**Material for the task:**
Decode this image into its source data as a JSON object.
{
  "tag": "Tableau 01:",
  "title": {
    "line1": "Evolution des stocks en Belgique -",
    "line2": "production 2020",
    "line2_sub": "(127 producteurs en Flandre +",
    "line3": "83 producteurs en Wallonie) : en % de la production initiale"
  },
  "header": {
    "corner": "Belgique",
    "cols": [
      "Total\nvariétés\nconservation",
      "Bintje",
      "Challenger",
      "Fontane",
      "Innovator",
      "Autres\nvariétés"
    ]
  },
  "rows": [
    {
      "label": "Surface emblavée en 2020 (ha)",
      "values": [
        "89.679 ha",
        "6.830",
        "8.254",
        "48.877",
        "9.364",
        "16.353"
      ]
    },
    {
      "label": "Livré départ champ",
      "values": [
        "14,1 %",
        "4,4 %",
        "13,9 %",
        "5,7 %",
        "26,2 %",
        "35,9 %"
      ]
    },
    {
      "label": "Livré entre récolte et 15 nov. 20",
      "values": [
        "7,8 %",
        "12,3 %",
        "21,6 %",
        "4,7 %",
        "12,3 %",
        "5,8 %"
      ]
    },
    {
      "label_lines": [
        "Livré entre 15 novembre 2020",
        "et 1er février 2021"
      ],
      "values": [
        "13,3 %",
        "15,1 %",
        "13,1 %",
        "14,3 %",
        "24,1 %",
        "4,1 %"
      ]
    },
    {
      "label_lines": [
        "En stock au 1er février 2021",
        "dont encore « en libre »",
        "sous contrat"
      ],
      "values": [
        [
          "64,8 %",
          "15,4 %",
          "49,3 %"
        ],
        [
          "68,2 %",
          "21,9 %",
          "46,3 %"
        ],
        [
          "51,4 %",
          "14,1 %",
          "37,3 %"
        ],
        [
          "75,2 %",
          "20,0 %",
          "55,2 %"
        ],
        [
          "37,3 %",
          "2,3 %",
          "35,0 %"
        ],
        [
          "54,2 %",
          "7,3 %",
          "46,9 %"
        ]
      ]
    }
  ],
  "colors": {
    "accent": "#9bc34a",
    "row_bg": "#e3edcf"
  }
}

**Description of the task:**
Search the material above for "Livré". Pull out each line where it shows up.

**Answer to the exercise:**
      "label": "Livré départ champ",
      "label": "Livré entre récolte et 15 nov. 20",
        "Livré entre 15 novembre 2020",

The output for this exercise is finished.